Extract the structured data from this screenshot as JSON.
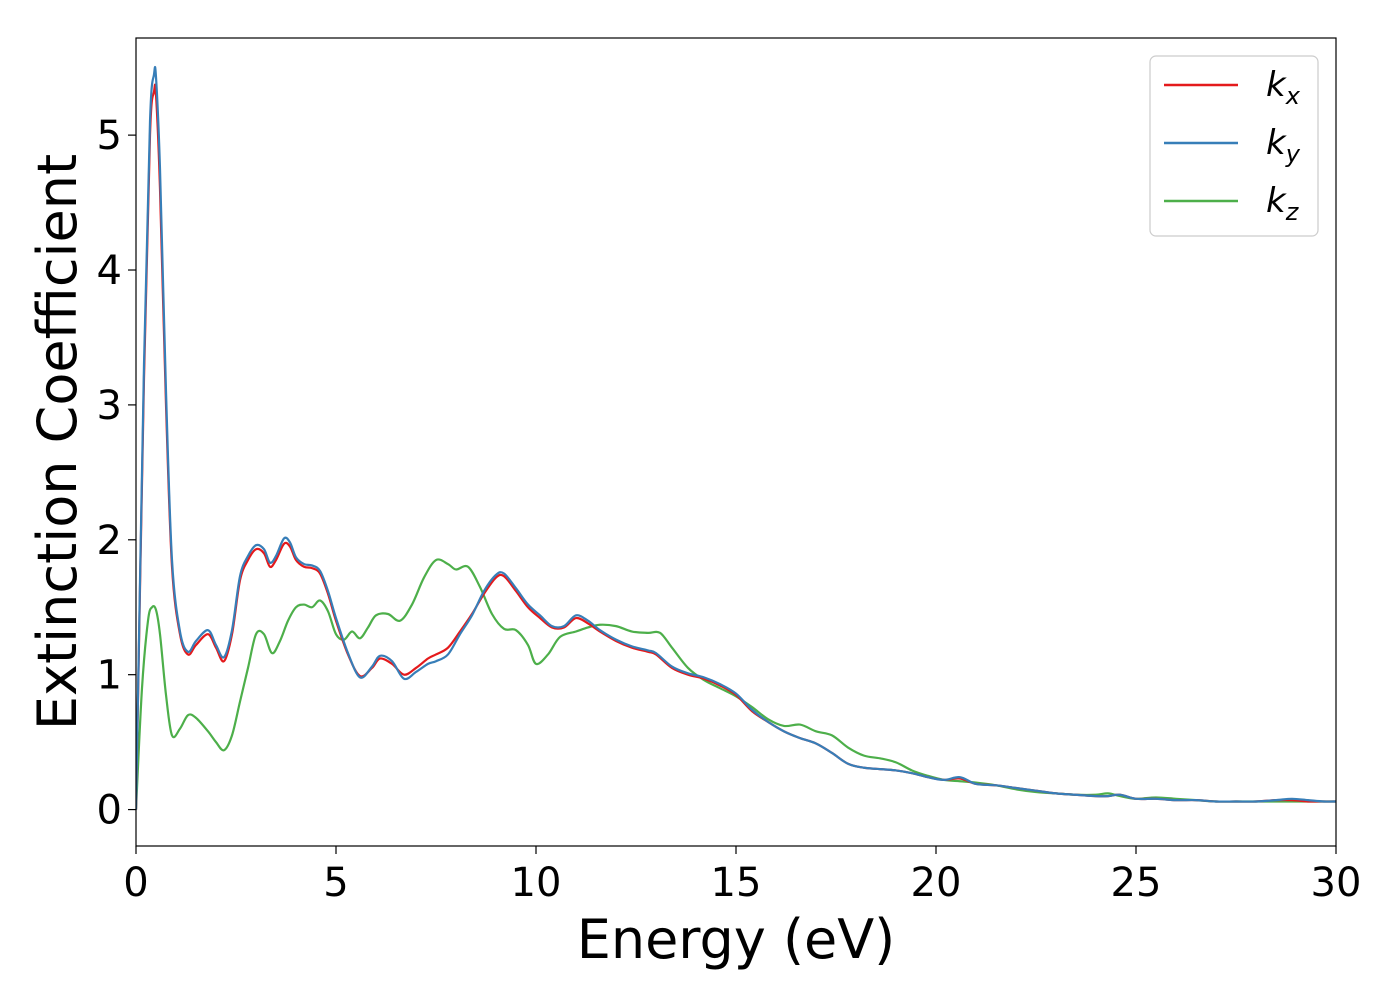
{
  "chart_data": {
    "type": "line",
    "xlabel": "Energy (eV)",
    "ylabel": "Extinction Coefficient",
    "xlim": [
      0,
      30
    ],
    "ylim": [
      -0.27,
      5.72
    ],
    "xticks": [
      "0",
      "5",
      "10",
      "15",
      "20",
      "25",
      "30"
    ],
    "yticks": [
      "0",
      "1",
      "2",
      "3",
      "4",
      "5"
    ],
    "grid": false,
    "legend_position": "top-right",
    "series": [
      {
        "name": "k_x",
        "label_base": "k",
        "label_sub": "x",
        "color": "#e41a1c",
        "x": [
          0,
          0.2,
          0.35,
          0.45,
          0.5,
          0.6,
          0.75,
          0.9,
          1.1,
          1.3,
          1.5,
          1.8,
          2.0,
          2.2,
          2.4,
          2.6,
          2.8,
          3.0,
          3.2,
          3.35,
          3.5,
          3.7,
          3.85,
          4.0,
          4.2,
          4.4,
          4.6,
          4.8,
          5.0,
          5.3,
          5.6,
          5.9,
          6.1,
          6.4,
          6.7,
          7.0,
          7.3,
          7.5,
          7.8,
          8.1,
          8.4,
          8.7,
          9.0,
          9.2,
          9.5,
          9.8,
          10.1,
          10.4,
          10.7,
          11.0,
          11.3,
          11.6,
          12.0,
          12.4,
          12.8,
          13.0,
          13.4,
          13.8,
          14.2,
          14.6,
          15.0,
          15.4,
          15.8,
          16.2,
          16.6,
          17.0,
          17.4,
          17.8,
          18.2,
          18.6,
          19.0,
          19.4,
          19.8,
          20.2,
          20.6,
          21.0,
          21.5,
          22.0,
          22.5,
          23.0,
          23.5,
          24.0,
          24.3,
          24.6,
          25.0,
          25.5,
          26.0,
          26.5,
          27.0,
          27.5,
          28.0,
          28.5,
          28.9,
          29.3,
          29.7,
          30.0
        ],
        "y": [
          0,
          3.2,
          5.0,
          5.32,
          5.3,
          4.6,
          3.0,
          1.8,
          1.3,
          1.15,
          1.22,
          1.3,
          1.2,
          1.1,
          1.3,
          1.7,
          1.85,
          1.93,
          1.9,
          1.8,
          1.85,
          1.97,
          1.95,
          1.85,
          1.8,
          1.79,
          1.75,
          1.6,
          1.4,
          1.15,
          0.99,
          1.05,
          1.12,
          1.08,
          1.0,
          1.05,
          1.12,
          1.15,
          1.2,
          1.32,
          1.45,
          1.6,
          1.72,
          1.73,
          1.62,
          1.5,
          1.42,
          1.35,
          1.35,
          1.42,
          1.38,
          1.32,
          1.25,
          1.2,
          1.17,
          1.15,
          1.05,
          1.0,
          0.97,
          0.92,
          0.85,
          0.73,
          0.65,
          0.58,
          0.53,
          0.49,
          0.42,
          0.34,
          0.31,
          0.3,
          0.29,
          0.27,
          0.24,
          0.22,
          0.23,
          0.19,
          0.18,
          0.16,
          0.14,
          0.12,
          0.11,
          0.1,
          0.1,
          0.11,
          0.08,
          0.08,
          0.07,
          0.07,
          0.06,
          0.06,
          0.06,
          0.07,
          0.07,
          0.06,
          0.06,
          0.06
        ]
      },
      {
        "name": "k_y",
        "label_base": "k",
        "label_sub": "y",
        "color": "#377eb8",
        "x": [
          0,
          0.2,
          0.35,
          0.45,
          0.5,
          0.6,
          0.75,
          0.9,
          1.1,
          1.3,
          1.5,
          1.8,
          2.0,
          2.2,
          2.4,
          2.6,
          2.8,
          3.0,
          3.2,
          3.35,
          3.5,
          3.7,
          3.85,
          4.0,
          4.2,
          4.4,
          4.6,
          4.8,
          5.0,
          5.3,
          5.6,
          5.9,
          6.1,
          6.4,
          6.7,
          7.0,
          7.3,
          7.5,
          7.8,
          8.1,
          8.4,
          8.7,
          9.0,
          9.2,
          9.5,
          9.8,
          10.1,
          10.4,
          10.7,
          11.0,
          11.3,
          11.6,
          12.0,
          12.4,
          12.8,
          13.0,
          13.4,
          13.8,
          14.2,
          14.6,
          15.0,
          15.4,
          15.8,
          16.2,
          16.6,
          17.0,
          17.4,
          17.8,
          18.2,
          18.6,
          19.0,
          19.4,
          19.8,
          20.2,
          20.6,
          21.0,
          21.5,
          22.0,
          22.5,
          23.0,
          23.5,
          24.0,
          24.3,
          24.6,
          25.0,
          25.5,
          26.0,
          26.5,
          27.0,
          27.5,
          28.0,
          28.5,
          28.9,
          29.3,
          29.7,
          30.0
        ],
        "y": [
          0,
          3.3,
          5.1,
          5.45,
          5.43,
          4.75,
          3.1,
          1.85,
          1.32,
          1.17,
          1.25,
          1.33,
          1.22,
          1.13,
          1.33,
          1.73,
          1.88,
          1.96,
          1.93,
          1.83,
          1.88,
          2.01,
          1.98,
          1.87,
          1.82,
          1.81,
          1.77,
          1.62,
          1.42,
          1.16,
          0.98,
          1.06,
          1.14,
          1.1,
          0.97,
          1.02,
          1.08,
          1.1,
          1.15,
          1.3,
          1.44,
          1.62,
          1.74,
          1.75,
          1.64,
          1.52,
          1.44,
          1.36,
          1.36,
          1.44,
          1.4,
          1.33,
          1.26,
          1.21,
          1.18,
          1.16,
          1.06,
          1.01,
          0.98,
          0.93,
          0.86,
          0.74,
          0.65,
          0.58,
          0.53,
          0.49,
          0.42,
          0.34,
          0.31,
          0.3,
          0.29,
          0.27,
          0.24,
          0.22,
          0.24,
          0.19,
          0.18,
          0.16,
          0.14,
          0.12,
          0.11,
          0.1,
          0.1,
          0.11,
          0.08,
          0.08,
          0.07,
          0.07,
          0.06,
          0.06,
          0.06,
          0.07,
          0.08,
          0.07,
          0.06,
          0.06
        ]
      },
      {
        "name": "k_z",
        "label_base": "k",
        "label_sub": "z",
        "color": "#4daf4a",
        "x": [
          0,
          0.15,
          0.3,
          0.4,
          0.5,
          0.6,
          0.75,
          0.9,
          1.1,
          1.3,
          1.5,
          1.8,
          2.0,
          2.2,
          2.4,
          2.6,
          2.8,
          3.0,
          3.2,
          3.4,
          3.6,
          3.8,
          4.0,
          4.2,
          4.4,
          4.6,
          4.8,
          5.0,
          5.2,
          5.4,
          5.6,
          5.8,
          6.0,
          6.3,
          6.6,
          6.9,
          7.2,
          7.5,
          7.8,
          8.0,
          8.3,
          8.6,
          8.9,
          9.2,
          9.5,
          9.8,
          10.0,
          10.3,
          10.6,
          11.0,
          11.3,
          11.6,
          12.0,
          12.4,
          12.8,
          13.1,
          13.4,
          13.8,
          14.2,
          14.6,
          15.0,
          15.4,
          15.8,
          16.2,
          16.6,
          17.0,
          17.4,
          17.8,
          18.2,
          18.6,
          19.0,
          19.4,
          19.8,
          20.2,
          20.6,
          21.0,
          21.5,
          22.0,
          22.5,
          23.0,
          23.5,
          24.0,
          24.3,
          24.6,
          25.0,
          25.5,
          26.0,
          26.5,
          27.0,
          27.5,
          28.0,
          28.5,
          28.9,
          29.3,
          29.7,
          30.0
        ],
        "y": [
          0,
          0.9,
          1.4,
          1.5,
          1.48,
          1.3,
          0.85,
          0.55,
          0.6,
          0.7,
          0.68,
          0.58,
          0.5,
          0.44,
          0.55,
          0.8,
          1.05,
          1.3,
          1.3,
          1.16,
          1.25,
          1.4,
          1.5,
          1.52,
          1.5,
          1.55,
          1.47,
          1.3,
          1.26,
          1.32,
          1.27,
          1.35,
          1.44,
          1.45,
          1.4,
          1.52,
          1.72,
          1.85,
          1.82,
          1.78,
          1.8,
          1.65,
          1.45,
          1.34,
          1.33,
          1.22,
          1.08,
          1.15,
          1.28,
          1.32,
          1.35,
          1.37,
          1.36,
          1.32,
          1.31,
          1.31,
          1.2,
          1.05,
          0.96,
          0.9,
          0.84,
          0.76,
          0.67,
          0.62,
          0.63,
          0.58,
          0.55,
          0.46,
          0.4,
          0.38,
          0.35,
          0.29,
          0.25,
          0.22,
          0.21,
          0.2,
          0.18,
          0.15,
          0.13,
          0.12,
          0.11,
          0.11,
          0.12,
          0.1,
          0.08,
          0.09,
          0.08,
          0.07,
          0.06,
          0.06,
          0.06,
          0.06,
          0.06,
          0.06,
          0.06,
          0.06
        ]
      }
    ]
  }
}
§
**Task to carry out**
Isolate each line of the listing above that includes "color". Copy it.

**Solution to this task**
        "color": "#e41a1c",
        "color": "#377eb8",
        "color": "#4daf4a",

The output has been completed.